(Task details):
Return the records that follow, matching each one exactly.

(Data shown):
---
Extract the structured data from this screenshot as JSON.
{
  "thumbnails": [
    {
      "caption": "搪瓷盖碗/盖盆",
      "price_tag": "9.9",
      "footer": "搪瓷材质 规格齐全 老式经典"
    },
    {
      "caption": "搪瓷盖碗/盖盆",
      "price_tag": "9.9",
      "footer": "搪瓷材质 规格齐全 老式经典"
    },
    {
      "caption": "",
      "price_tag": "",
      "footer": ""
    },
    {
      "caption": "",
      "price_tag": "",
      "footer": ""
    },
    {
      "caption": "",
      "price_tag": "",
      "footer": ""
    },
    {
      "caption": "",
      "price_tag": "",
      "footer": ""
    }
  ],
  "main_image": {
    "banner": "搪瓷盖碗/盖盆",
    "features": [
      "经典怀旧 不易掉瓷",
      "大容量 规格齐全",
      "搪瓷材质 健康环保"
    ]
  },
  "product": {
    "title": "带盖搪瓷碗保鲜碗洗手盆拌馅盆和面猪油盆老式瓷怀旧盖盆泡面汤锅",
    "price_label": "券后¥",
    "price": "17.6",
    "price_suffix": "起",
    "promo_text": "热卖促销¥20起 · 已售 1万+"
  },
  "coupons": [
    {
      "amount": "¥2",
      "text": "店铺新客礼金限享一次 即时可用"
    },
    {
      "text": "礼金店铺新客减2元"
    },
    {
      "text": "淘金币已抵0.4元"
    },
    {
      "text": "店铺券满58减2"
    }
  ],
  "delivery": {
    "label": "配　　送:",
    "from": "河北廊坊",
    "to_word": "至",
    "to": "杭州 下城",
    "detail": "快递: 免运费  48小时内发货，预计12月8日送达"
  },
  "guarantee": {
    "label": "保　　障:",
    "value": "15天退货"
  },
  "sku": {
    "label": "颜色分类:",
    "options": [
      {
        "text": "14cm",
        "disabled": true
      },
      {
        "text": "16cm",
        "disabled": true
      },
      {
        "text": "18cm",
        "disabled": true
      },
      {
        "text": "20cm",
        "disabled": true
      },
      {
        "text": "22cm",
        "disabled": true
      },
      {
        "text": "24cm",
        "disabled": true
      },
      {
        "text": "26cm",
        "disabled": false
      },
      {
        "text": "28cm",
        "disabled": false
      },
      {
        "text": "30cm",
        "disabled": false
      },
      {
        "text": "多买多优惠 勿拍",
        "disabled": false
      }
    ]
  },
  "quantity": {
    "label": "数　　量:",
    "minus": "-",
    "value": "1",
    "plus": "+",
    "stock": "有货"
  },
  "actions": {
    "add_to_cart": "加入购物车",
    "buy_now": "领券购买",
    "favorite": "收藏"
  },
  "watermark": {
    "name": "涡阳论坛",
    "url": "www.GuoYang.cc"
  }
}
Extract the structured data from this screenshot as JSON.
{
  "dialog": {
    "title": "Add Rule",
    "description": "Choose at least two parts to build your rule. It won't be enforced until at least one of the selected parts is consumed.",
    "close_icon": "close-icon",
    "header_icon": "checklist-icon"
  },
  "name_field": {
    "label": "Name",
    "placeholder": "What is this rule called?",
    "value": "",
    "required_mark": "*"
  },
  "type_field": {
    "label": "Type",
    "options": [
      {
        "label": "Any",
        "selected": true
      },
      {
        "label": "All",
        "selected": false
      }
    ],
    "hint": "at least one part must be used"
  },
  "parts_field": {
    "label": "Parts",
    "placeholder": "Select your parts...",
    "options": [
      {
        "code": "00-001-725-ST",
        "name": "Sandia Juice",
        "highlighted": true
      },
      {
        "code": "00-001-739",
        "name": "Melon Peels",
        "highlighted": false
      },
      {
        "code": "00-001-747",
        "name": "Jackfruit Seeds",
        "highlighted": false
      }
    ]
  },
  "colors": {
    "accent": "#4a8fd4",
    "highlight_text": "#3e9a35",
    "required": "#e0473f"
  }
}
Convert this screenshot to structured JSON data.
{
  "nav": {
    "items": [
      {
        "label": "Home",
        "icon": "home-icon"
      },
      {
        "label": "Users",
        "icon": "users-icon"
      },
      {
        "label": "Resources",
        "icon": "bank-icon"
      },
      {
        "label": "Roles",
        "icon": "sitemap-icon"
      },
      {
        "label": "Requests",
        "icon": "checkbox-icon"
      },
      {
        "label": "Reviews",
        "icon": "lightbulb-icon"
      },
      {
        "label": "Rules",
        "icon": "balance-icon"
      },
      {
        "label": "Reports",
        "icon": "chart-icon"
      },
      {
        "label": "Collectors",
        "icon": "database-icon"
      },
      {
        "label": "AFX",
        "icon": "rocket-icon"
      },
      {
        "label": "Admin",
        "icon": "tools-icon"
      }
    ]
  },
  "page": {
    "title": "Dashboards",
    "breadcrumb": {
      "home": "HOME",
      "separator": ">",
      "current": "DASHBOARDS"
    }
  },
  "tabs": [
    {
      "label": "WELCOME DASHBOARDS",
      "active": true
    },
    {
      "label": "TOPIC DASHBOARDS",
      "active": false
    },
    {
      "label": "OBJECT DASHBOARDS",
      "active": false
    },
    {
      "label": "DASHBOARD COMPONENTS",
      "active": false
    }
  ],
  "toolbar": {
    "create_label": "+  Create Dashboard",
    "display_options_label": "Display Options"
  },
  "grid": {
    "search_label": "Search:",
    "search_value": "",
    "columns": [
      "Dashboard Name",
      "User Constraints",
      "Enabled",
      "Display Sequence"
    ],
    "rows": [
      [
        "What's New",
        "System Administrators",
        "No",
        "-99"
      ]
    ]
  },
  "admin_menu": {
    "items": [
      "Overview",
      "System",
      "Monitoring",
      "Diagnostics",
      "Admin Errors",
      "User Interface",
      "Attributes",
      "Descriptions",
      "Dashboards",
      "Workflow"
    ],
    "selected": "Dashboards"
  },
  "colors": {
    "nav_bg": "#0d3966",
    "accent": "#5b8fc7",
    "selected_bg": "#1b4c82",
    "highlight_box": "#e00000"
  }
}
---
(Solution to this task):
Extract the structured data from this screenshot as JSON.
{
  "thumbnails": [
    {
      "caption": "搪瓷盖碗/盖盆",
      "price_tag": "9.9",
      "footer": "搪瓷材质 规格齐全 老式经典"
    },
    {
      "caption": "搪瓷盖碗/盖盆",
      "price_tag": "9.9",
      "footer": "搪瓷材质 规格齐全 老式经典"
    },
    {
      "caption": "",
      "price_tag": "",
      "footer": ""
    },
    {
      "caption": "",
      "price_tag": "",
      "footer": ""
    },
    {
      "caption": "",
      "price_tag": "",
      "footer": ""
    },
    {
      "caption": "",
      "price_tag": "",
      "footer": ""
    }
  ],
  "main_image": {
    "banner": "搪瓷盖碗/盖盆",
    "features": [
      "经典怀旧 不易掉瓷",
      "大容量 规格齐全",
      "搪瓷材质 健康环保"
    ]
  },
  "product": {
    "title": "带盖搪瓷碗保鲜碗洗手盆拌馅盆和面猪油盆老式瓷怀旧盖盆泡面汤锅",
    "price_label": "券后¥",
    "price": "17.6",
    "price_suffix": "起",
    "promo_text": "热卖促销¥20起 · 已售 1万+"
  },
  "coupons": [
    {
      "amount": "¥2",
      "text": "店铺新客礼金限享一次 即时可用"
    },
    {
      "text": "礼金店铺新客减2元"
    },
    {
      "text": "淘金币已抵0.4元"
    },
    {
      "text": "店铺券满58减2"
    }
  ],
  "delivery": {
    "label": "配　　送:",
    "from": "河北廊坊",
    "to_word": "至",
    "to": "杭州 下城",
    "detail": "快递: 免运费  48小时内发货，预计12月8日送达"
  },
  "guarantee": {
    "label": "保　　障:",
    "value": "15天退货"
  },
  "sku": {
    "label": "颜色分类:",
    "options": [
      {
        "text": "14cm",
        "disabled": true
      },
      {
        "text": "16cm",
        "disabled": true
      },
      {
        "text": "18cm",
        "disabled": true
      },
      {
        "text": "20cm",
        "disabled": true
      },
      {
        "text": "22cm",
        "disabled": true
      },
      {
        "text": "24cm",
        "disabled": true
      },
      {
        "text": "26cm",
        "disabled": false
      },
      {
        "text": "28cm",
        "disabled": false
      },
      {
        "text": "30cm",
        "disabled": false
      },
      {
        "text": "多买多优惠 勿拍",
        "disabled": false
      }
    ]
  },
  "quantity": {
    "label": "数　　量:",
    "minus": "-",
    "value": "1",
    "plus": "+",
    "stock": "有货"
  },
  "actions": {
    "add_to_cart": "加入购物车",
    "buy_now": "领券购买",
    "favorite": "收藏"
  },
  "watermark": {
    "name": "涡阳论坛",
    "url": "www.GuoYang.cc"
  }
}
Extract the structured data from this screenshot as JSON.
{
  "dialog": {
    "title": "Add Rule",
    "description": "Choose at least two parts to build your rule. It won't be enforced until at least one of the selected parts is consumed.",
    "close_icon": "close-icon",
    "header_icon": "checklist-icon"
  },
  "name_field": {
    "label": "Name",
    "placeholder": "What is this rule called?",
    "value": "",
    "required_mark": "*"
  },
  "type_field": {
    "label": "Type",
    "options": [
      {
        "label": "Any",
        "selected": true
      },
      {
        "label": "All",
        "selected": false
      }
    ],
    "hint": "at least one part must be used"
  },
  "parts_field": {
    "label": "Parts",
    "placeholder": "Select your parts...",
    "options": [
      {
        "code": "00-001-725-ST",
        "name": "Sandia Juice",
        "highlighted": true
      },
      {
        "code": "00-001-739",
        "name": "Melon Peels",
        "highlighted": false
      },
      {
        "code": "00-001-747",
        "name": "Jackfruit Seeds",
        "highlighted": false
      }
    ]
  },
  "colors": {
    "accent": "#4a8fd4",
    "highlight_text": "#3e9a35",
    "required": "#e0473f"
  }
}
Convert this screenshot to structured JSON data.
{
  "nav": {
    "items": [
      {
        "label": "Home",
        "icon": "home-icon"
      },
      {
        "label": "Users",
        "icon": "users-icon"
      },
      {
        "label": "Resources",
        "icon": "bank-icon"
      },
      {
        "label": "Roles",
        "icon": "sitemap-icon"
      },
      {
        "label": "Requests",
        "icon": "checkbox-icon"
      },
      {
        "label": "Reviews",
        "icon": "lightbulb-icon"
      },
      {
        "label": "Rules",
        "icon": "balance-icon"
      },
      {
        "label": "Reports",
        "icon": "chart-icon"
      },
      {
        "label": "Collectors",
        "icon": "database-icon"
      },
      {
        "label": "AFX",
        "icon": "rocket-icon"
      },
      {
        "label": "Admin",
        "icon": "tools-icon"
      }
    ]
  },
  "page": {
    "title": "Dashboards",
    "breadcrumb": {
      "home": "HOME",
      "separator": ">",
      "current": "DASHBOARDS"
    }
  },
  "tabs": [
    {
      "label": "WELCOME DASHBOARDS",
      "active": true
    },
    {
      "label": "TOPIC DASHBOARDS",
      "active": false
    },
    {
      "label": "OBJECT DASHBOARDS",
      "active": false
    },
    {
      "label": "DASHBOARD COMPONENTS",
      "active": false
    }
  ],
  "toolbar": {
    "create_label": "+  Create Dashboard",
    "display_options_label": "Display Options"
  },
  "grid": {
    "search_label": "Search:",
    "search_value": "",
    "columns": [
      "Dashboard Name",
      "User Constraints",
      "Enabled",
      "Display Sequence"
    ],
    "rows": [
      [
        "What's New",
        "System Administrators",
        "No",
        "-99"
      ]
    ]
  },
  "admin_menu": {
    "items": [
      "Overview",
      "System",
      "Monitoring",
      "Diagnostics",
      "Admin Errors",
      "User Interface",
      "Attributes",
      "Descriptions",
      "Dashboards",
      "Workflow"
    ],
    "selected": "Dashboards"
  },
  "colors": {
    "nav_bg": "#0d3966",
    "accent": "#5b8fc7",
    "selected_bg": "#1b4c82",
    "highlight_box": "#e00000"
  }
}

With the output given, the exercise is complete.